'''

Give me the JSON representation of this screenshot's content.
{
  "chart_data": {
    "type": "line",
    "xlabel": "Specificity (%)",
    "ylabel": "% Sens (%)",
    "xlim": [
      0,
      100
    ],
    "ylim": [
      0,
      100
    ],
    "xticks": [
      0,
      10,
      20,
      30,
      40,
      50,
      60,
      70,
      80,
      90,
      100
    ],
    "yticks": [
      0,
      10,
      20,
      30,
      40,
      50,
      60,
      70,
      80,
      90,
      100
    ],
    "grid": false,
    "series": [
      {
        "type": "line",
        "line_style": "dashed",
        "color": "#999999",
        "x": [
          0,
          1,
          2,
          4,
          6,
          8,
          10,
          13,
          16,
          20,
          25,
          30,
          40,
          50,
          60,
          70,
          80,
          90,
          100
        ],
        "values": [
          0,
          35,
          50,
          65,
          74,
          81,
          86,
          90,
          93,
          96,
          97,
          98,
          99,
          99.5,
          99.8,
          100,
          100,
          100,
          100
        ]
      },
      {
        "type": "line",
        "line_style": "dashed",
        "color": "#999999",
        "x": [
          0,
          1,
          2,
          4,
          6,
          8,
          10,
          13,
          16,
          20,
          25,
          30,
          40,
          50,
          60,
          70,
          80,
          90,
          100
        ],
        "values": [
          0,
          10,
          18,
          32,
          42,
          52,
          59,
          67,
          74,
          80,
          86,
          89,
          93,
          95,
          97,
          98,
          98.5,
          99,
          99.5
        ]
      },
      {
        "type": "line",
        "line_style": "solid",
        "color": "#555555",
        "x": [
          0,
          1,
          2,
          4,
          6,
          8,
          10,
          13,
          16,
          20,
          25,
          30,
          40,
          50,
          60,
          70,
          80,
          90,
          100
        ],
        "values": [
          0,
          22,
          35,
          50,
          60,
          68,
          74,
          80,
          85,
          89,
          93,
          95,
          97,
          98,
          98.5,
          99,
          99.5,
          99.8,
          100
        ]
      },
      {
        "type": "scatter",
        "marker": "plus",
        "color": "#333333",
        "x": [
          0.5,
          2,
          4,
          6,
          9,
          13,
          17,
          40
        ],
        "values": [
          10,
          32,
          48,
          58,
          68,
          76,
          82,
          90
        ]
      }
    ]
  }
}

'''

→ **THE EXERCISE**:
Answer with one number: how many lines of the entries above include the word "color".

→ **EXERCISE RESULT**:
4